PROMPT:
Examine the records and identify each line that includes the string "document". Copy those lines.

──────── DATA TO USE

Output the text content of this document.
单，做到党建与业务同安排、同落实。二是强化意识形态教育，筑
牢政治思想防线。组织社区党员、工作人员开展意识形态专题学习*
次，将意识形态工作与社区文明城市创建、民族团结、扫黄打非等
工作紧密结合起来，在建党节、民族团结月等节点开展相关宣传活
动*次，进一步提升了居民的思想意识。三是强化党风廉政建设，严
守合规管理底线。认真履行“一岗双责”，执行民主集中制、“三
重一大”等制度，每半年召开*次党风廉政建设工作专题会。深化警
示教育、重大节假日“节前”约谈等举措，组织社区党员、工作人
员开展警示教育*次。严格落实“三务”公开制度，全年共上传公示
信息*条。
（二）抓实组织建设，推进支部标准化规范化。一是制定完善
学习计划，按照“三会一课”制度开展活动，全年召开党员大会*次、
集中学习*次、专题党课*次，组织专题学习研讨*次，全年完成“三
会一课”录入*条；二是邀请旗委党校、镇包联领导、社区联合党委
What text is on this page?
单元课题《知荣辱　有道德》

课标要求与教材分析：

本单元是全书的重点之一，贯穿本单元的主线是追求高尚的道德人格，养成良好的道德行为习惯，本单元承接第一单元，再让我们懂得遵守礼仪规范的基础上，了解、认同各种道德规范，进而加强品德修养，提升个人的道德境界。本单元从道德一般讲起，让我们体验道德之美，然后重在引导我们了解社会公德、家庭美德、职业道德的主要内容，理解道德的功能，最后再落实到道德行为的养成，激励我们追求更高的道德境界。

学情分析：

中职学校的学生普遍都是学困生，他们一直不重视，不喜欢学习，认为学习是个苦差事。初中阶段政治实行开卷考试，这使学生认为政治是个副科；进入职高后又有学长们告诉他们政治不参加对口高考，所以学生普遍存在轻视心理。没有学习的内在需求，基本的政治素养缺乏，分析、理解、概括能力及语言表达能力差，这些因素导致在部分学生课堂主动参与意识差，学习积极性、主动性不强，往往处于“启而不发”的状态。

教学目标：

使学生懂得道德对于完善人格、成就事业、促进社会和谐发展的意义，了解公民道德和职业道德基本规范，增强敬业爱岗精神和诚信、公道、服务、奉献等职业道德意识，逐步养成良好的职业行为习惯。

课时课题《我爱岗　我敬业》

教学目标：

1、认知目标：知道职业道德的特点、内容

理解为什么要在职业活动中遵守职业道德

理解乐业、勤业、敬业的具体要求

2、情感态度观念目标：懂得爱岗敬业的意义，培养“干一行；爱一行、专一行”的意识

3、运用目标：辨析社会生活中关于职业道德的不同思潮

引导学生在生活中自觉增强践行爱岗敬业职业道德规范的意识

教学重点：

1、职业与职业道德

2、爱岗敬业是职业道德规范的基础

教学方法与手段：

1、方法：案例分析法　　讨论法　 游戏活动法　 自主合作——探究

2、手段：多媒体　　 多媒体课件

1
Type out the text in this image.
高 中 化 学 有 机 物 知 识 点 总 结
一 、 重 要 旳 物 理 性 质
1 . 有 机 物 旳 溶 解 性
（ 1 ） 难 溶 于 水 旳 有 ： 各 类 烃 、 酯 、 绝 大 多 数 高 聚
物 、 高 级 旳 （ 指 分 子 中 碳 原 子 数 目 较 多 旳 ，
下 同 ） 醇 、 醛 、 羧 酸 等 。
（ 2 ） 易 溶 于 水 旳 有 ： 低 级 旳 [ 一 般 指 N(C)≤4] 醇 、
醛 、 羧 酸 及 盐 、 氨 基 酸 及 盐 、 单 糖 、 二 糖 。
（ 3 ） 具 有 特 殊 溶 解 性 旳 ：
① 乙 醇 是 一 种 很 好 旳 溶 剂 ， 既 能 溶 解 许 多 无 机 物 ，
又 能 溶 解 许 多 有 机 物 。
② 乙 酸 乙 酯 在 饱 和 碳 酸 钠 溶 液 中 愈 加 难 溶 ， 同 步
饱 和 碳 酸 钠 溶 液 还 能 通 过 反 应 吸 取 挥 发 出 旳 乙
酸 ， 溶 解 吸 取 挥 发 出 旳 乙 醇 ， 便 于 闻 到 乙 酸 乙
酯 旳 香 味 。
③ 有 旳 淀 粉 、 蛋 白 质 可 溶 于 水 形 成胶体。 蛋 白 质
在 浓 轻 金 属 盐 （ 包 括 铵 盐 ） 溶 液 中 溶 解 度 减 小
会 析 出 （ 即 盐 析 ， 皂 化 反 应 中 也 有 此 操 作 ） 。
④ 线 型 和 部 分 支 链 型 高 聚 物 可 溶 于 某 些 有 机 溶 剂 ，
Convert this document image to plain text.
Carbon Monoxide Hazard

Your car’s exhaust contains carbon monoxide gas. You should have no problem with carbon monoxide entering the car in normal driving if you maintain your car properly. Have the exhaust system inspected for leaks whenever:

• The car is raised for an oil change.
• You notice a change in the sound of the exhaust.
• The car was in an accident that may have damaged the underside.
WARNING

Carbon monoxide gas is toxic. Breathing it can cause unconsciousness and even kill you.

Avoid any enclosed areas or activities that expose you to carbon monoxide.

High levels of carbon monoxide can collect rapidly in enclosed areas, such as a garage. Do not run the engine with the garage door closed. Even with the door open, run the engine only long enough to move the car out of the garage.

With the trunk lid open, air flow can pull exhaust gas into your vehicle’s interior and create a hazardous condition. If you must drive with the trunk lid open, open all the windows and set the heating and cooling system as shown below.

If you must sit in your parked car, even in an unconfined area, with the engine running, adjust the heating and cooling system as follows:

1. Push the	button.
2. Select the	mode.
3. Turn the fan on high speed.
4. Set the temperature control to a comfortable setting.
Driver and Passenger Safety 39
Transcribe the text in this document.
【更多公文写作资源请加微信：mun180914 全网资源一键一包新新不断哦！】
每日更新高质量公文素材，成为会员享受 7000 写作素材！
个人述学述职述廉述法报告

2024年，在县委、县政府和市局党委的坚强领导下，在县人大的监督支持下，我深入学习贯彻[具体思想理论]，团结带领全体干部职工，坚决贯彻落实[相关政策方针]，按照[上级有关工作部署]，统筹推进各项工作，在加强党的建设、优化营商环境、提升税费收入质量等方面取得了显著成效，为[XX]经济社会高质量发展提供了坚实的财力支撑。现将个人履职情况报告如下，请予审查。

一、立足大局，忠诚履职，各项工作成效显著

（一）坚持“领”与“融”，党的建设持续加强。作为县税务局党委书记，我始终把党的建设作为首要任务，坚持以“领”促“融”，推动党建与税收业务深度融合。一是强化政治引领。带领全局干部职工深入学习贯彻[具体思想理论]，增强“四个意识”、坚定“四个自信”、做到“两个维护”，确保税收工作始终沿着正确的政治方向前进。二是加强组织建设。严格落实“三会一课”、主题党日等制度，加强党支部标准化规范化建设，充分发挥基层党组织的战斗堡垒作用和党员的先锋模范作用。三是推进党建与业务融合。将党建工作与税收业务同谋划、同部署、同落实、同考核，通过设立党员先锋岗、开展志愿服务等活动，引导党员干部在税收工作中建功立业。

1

────────────────

SOLUTION TO THIS TASK:
Output the text content of this document.
Convert this document image to plain text.
Transcribe the text in this document.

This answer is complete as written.